» Items:
━━━━━━
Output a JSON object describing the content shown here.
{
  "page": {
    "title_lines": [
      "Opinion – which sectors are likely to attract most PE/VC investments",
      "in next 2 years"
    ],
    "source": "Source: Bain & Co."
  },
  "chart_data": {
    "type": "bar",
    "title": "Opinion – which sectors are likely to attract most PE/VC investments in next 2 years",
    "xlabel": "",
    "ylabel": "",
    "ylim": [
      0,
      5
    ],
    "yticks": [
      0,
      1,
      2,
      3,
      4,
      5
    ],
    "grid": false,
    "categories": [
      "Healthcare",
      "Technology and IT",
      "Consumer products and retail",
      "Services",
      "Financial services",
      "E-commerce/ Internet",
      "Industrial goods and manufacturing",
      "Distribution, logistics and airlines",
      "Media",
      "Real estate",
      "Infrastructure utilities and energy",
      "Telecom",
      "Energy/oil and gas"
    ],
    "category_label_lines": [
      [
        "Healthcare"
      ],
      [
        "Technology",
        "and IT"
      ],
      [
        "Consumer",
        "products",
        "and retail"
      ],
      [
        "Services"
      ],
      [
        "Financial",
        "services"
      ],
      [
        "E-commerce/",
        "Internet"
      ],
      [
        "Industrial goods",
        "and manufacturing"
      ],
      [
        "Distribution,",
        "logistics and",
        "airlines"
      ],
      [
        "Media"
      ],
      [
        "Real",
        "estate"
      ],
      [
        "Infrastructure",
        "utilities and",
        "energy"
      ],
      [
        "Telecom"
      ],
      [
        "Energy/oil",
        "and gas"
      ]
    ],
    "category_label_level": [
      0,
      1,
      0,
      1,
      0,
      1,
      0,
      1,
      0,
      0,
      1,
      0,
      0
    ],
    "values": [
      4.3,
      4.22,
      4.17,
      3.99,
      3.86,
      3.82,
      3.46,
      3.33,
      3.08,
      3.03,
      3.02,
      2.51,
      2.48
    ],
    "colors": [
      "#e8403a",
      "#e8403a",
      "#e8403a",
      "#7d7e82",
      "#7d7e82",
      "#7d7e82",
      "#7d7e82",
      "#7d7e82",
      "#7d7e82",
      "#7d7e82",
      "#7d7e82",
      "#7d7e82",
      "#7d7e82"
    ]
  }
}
━━━━━━
» Task description:
Retype all the material above precisely, with no line left out.

» Expected answer:
Output a JSON object describing the content shown here.
{
  "page": {
    "title_lines": [
      "Opinion – which sectors are likely to attract most PE/VC investments",
      "in next 2 years"
    ],
    "source": "Source: Bain & Co."
  },
  "chart_data": {
    "type": "bar",
    "title": "Opinion – which sectors are likely to attract most PE/VC investments in next 2 years",
    "xlabel": "",
    "ylabel": "",
    "ylim": [
      0,
      5
    ],
    "yticks": [
      0,
      1,
      2,
      3,
      4,
      5
    ],
    "grid": false,
    "categories": [
      "Healthcare",
      "Technology and IT",
      "Consumer products and retail",
      "Services",
      "Financial services",
      "E-commerce/ Internet",
      "Industrial goods and manufacturing",
      "Distribution, logistics and airlines",
      "Media",
      "Real estate",
      "Infrastructure utilities and energy",
      "Telecom",
      "Energy/oil and gas"
    ],
    "category_label_lines": [
      [
        "Healthcare"
      ],
      [
        "Technology",
        "and IT"
      ],
      [
        "Consumer",
        "products",
        "and retail"
      ],
      [
        "Services"
      ],
      [
        "Financial",
        "services"
      ],
      [
        "E-commerce/",
        "Internet"
      ],
      [
        "Industrial goods",
        "and manufacturing"
      ],
      [
        "Distribution,",
        "logistics and",
        "airlines"
      ],
      [
        "Media"
      ],
      [
        "Real",
        "estate"
      ],
      [
        "Infrastructure",
        "utilities and",
        "energy"
      ],
      [
        "Telecom"
      ],
      [
        "Energy/oil",
        "and gas"
      ]
    ],
    "category_label_level": [
      0,
      1,
      0,
      1,
      0,
      1,
      0,
      1,
      0,
      0,
      1,
      0,
      0
    ],
    "values": [
      4.3,
      4.22,
      4.17,
      3.99,
      3.86,
      3.82,
      3.46,
      3.33,
      3.08,
      3.03,
      3.02,
      2.51,
      2.48
    ],
    "colors": [
      "#e8403a",
      "#e8403a",
      "#e8403a",
      "#7d7e82",
      "#7d7e82",
      "#7d7e82",
      "#7d7e82",
      "#7d7e82",
      "#7d7e82",
      "#7d7e82",
      "#7d7e82",
      "#7d7e82",
      "#7d7e82"
    ]
  }
}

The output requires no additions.